> **The task**: Nothing before the line containing "Enumerate this chart's" belongs in the answer; quote that line and all lines after it through the end of the material, word for word.

> **Records shown**:
····················
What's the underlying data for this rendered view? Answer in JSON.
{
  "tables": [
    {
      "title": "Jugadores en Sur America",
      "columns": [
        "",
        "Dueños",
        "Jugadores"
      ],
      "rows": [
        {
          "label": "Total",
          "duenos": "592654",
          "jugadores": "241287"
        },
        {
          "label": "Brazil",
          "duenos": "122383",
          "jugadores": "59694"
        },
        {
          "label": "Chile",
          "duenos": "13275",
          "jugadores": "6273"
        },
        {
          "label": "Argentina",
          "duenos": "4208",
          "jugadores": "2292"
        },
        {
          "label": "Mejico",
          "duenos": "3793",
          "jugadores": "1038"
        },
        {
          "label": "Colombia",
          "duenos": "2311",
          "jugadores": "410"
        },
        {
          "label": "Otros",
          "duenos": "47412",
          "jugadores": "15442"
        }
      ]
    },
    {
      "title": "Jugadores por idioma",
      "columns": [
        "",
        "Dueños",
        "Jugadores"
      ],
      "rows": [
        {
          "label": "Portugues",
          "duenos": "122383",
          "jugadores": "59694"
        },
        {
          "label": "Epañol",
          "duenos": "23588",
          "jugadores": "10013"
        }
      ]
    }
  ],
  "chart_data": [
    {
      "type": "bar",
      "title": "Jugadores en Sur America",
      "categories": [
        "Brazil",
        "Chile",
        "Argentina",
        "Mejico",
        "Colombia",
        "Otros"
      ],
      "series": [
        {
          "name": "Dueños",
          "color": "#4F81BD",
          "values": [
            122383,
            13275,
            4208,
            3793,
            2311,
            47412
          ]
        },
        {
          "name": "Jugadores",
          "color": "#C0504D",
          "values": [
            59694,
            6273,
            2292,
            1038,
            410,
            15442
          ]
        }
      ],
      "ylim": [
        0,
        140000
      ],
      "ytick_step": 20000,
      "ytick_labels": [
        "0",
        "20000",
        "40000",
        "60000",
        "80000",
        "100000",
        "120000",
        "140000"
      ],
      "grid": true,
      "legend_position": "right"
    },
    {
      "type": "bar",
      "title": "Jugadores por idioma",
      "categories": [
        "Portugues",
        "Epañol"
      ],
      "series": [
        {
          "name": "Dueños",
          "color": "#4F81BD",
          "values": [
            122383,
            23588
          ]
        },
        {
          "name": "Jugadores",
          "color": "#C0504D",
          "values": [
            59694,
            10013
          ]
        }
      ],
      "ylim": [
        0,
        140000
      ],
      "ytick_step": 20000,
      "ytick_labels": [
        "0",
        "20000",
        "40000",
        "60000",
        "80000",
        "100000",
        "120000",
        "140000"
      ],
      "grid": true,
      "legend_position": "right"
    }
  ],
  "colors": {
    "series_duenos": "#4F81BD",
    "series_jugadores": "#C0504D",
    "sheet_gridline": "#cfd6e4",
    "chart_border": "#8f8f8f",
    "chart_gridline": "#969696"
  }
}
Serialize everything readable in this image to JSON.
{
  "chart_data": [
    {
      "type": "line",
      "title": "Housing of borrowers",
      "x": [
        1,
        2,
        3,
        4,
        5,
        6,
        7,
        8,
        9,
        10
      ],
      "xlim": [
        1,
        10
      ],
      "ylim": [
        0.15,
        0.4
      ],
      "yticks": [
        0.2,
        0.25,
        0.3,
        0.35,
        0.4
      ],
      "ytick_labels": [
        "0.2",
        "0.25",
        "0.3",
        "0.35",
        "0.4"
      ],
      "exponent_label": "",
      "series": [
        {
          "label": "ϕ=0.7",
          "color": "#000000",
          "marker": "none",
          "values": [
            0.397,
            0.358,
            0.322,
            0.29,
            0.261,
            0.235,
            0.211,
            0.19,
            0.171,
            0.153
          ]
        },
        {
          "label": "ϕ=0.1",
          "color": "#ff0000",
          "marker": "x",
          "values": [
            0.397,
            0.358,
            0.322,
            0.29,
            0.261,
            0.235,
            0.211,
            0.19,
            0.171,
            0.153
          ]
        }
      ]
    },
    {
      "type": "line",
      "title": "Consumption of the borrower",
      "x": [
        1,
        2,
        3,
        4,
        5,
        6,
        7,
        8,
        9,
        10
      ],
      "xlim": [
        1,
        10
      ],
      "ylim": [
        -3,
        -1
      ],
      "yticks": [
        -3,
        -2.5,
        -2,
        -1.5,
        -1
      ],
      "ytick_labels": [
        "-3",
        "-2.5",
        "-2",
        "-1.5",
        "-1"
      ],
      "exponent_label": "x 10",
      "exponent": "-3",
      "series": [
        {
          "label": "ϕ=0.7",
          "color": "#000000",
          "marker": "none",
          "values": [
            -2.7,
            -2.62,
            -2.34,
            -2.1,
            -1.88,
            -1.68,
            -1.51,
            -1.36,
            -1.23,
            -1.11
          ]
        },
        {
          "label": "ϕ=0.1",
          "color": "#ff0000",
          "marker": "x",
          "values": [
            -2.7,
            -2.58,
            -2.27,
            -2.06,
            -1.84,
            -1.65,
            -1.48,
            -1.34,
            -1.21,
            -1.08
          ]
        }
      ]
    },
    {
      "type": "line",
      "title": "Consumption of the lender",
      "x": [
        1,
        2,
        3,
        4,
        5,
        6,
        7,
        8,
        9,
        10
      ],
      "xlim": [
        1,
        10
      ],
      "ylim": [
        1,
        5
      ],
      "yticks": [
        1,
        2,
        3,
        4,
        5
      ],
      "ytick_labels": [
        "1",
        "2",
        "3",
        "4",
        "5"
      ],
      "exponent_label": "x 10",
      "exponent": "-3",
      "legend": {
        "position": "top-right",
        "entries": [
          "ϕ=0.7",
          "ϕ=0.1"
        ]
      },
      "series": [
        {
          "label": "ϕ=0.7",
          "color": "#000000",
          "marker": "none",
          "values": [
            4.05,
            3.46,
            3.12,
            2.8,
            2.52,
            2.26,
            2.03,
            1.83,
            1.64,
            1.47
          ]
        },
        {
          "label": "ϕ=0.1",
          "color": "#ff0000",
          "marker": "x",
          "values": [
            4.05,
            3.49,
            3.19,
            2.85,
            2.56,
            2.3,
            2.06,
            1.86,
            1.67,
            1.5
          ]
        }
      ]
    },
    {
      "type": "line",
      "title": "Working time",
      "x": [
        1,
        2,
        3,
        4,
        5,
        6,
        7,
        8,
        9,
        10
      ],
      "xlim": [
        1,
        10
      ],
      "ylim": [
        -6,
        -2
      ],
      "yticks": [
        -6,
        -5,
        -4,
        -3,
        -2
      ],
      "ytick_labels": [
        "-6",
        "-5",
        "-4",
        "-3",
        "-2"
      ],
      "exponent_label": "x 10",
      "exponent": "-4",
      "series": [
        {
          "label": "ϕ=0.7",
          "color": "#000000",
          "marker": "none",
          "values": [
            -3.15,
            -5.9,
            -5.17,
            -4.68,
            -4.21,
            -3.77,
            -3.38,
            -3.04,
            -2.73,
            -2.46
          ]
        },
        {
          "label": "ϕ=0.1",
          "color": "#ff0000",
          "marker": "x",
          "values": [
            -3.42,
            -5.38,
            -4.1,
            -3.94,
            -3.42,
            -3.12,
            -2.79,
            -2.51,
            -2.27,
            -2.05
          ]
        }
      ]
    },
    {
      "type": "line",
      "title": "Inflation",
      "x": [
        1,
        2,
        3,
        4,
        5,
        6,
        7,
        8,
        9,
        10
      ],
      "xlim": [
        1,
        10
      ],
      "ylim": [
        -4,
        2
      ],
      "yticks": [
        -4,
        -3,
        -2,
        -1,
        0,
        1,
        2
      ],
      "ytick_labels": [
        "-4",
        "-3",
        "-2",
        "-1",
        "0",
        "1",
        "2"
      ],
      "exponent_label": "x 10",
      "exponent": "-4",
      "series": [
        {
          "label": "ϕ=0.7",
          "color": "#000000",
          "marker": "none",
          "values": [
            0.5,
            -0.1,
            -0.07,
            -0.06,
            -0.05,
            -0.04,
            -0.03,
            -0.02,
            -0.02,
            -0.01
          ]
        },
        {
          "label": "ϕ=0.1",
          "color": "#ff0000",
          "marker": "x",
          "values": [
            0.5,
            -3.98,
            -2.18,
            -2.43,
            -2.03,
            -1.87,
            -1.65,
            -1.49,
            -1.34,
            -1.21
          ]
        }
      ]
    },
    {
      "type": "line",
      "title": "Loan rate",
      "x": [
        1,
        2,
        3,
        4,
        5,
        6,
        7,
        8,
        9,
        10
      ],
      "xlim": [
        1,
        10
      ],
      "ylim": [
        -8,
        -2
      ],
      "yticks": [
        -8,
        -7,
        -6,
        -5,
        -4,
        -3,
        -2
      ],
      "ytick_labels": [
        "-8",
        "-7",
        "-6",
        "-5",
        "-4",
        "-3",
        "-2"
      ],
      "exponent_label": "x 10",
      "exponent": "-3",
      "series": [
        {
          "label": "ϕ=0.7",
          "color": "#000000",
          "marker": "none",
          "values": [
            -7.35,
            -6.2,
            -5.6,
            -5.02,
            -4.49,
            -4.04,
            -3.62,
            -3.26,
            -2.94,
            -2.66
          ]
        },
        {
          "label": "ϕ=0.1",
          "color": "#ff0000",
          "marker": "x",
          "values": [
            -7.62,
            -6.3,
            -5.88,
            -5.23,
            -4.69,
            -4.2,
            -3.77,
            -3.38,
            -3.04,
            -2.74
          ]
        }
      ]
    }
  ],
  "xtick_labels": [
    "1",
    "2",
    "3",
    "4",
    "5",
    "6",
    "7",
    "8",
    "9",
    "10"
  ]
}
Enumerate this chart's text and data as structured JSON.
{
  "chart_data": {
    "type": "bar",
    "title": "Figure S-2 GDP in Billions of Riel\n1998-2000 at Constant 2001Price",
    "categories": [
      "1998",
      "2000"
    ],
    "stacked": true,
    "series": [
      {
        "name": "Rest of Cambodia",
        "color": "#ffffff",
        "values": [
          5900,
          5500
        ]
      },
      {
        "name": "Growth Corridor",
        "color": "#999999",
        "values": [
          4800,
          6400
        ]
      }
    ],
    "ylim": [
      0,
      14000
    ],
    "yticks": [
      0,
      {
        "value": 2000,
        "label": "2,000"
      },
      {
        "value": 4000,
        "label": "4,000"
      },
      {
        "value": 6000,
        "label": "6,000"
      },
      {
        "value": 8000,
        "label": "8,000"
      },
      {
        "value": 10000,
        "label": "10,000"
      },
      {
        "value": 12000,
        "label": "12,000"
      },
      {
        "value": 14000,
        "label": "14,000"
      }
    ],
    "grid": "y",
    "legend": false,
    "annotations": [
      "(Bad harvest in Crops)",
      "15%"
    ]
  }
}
····················
> **Correct output**:
Enumerate this chart's text and data as structured JSON.
{
  "chart_data": {
    "type": "bar",
    "title": "Figure S-2 GDP in Billions of Riel\n1998-2000 at Constant 2001Price",
    "categories": [
      "1998",
      "2000"
    ],
    "stacked": true,
    "series": [
      {
        "name": "Rest of Cambodia",
        "color": "#ffffff",
        "values": [
          5900,
          5500
        ]
      },
      {
        "name": "Growth Corridor",
        "color": "#999999",
        "values": [
          4800,
          6400
        ]
      }
    ],
    "ylim": [
      0,
      14000
    ],
    "yticks": [
      0,
      {
        "value": 2000,
        "label": "2,000"
      },
      {
        "value": 4000,
        "label": "4,000"
      },
      {
        "value": 6000,
        "label": "6,000"
      },
      {
        "value": 8000,
        "label": "8,000"
      },
      {
        "value": 10000,
        "label": "10,000"
      },
      {
        "value": 12000,
        "label": "12,000"
      },
      {
        "value": 14000,
        "label": "14,000"
      }
    ],
    "grid": "y",
    "legend": false,
    "annotations": [
      "(Bad harvest in Crops)",
      "15%"
    ]
  }
}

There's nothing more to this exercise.